[BEGIN Data shown]
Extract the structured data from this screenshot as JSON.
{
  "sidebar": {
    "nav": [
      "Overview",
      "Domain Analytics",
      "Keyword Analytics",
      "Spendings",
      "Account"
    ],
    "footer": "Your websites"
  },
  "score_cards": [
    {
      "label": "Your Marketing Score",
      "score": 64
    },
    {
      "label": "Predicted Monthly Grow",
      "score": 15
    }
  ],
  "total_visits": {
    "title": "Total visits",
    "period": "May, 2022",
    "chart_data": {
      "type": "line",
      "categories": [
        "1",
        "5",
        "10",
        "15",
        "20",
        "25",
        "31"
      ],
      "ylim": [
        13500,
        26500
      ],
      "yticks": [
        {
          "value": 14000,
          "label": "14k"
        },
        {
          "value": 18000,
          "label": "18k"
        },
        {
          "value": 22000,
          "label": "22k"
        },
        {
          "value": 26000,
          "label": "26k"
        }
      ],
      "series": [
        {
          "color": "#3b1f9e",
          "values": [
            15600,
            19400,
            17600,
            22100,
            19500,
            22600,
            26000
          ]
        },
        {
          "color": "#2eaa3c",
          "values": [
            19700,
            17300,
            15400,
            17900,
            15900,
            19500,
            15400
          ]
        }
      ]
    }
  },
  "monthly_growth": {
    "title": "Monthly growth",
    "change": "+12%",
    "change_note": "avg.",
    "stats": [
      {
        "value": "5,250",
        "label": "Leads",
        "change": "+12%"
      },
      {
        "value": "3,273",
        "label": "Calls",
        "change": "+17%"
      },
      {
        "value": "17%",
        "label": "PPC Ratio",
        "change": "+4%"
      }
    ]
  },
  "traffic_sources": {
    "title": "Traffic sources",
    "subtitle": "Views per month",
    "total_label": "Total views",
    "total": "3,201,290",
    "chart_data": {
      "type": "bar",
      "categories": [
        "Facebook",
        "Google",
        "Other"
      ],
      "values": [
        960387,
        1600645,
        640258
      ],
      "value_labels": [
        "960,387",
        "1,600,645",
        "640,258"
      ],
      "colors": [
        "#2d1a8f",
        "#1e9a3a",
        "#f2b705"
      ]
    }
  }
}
[END Data shown]
* _Exercise instructions_
From the first line to the last, please quote the material above exactly.

* _Correct response_
Extract the structured data from this screenshot as JSON.
{
  "sidebar": {
    "nav": [
      "Overview",
      "Domain Analytics",
      "Keyword Analytics",
      "Spendings",
      "Account"
    ],
    "footer": "Your websites"
  },
  "score_cards": [
    {
      "label": "Your Marketing Score",
      "score": 64
    },
    {
      "label": "Predicted Monthly Grow",
      "score": 15
    }
  ],
  "total_visits": {
    "title": "Total visits",
    "period": "May, 2022",
    "chart_data": {
      "type": "line",
      "categories": [
        "1",
        "5",
        "10",
        "15",
        "20",
        "25",
        "31"
      ],
      "ylim": [
        13500,
        26500
      ],
      "yticks": [
        {
          "value": 14000,
          "label": "14k"
        },
        {
          "value": 18000,
          "label": "18k"
        },
        {
          "value": 22000,
          "label": "22k"
        },
        {
          "value": 26000,
          "label": "26k"
        }
      ],
      "series": [
        {
          "color": "#3b1f9e",
          "values": [
            15600,
            19400,
            17600,
            22100,
            19500,
            22600,
            26000
          ]
        },
        {
          "color": "#2eaa3c",
          "values": [
            19700,
            17300,
            15400,
            17900,
            15900,
            19500,
            15400
          ]
        }
      ]
    }
  },
  "monthly_growth": {
    "title": "Monthly growth",
    "change": "+12%",
    "change_note": "avg.",
    "stats": [
      {
        "value": "5,250",
        "label": "Leads",
        "change": "+12%"
      },
      {
        "value": "3,273",
        "label": "Calls",
        "change": "+17%"
      },
      {
        "value": "17%",
        "label": "PPC Ratio",
        "change": "+4%"
      }
    ]
  },
  "traffic_sources": {
    "title": "Traffic sources",
    "subtitle": "Views per month",
    "total_label": "Total views",
    "total": "3,201,290",
    "chart_data": {
      "type": "bar",
      "categories": [
        "Facebook",
        "Google",
        "Other"
      ],
      "values": [
        960387,
        1600645,
        640258
      ],
      "value_labels": [
        "960,387",
        "1,600,645",
        "640,258"
      ],
      "colors": [
        "#2d1a8f",
        "#1e9a3a",
        "#f2b705"
      ]
    }
  }
}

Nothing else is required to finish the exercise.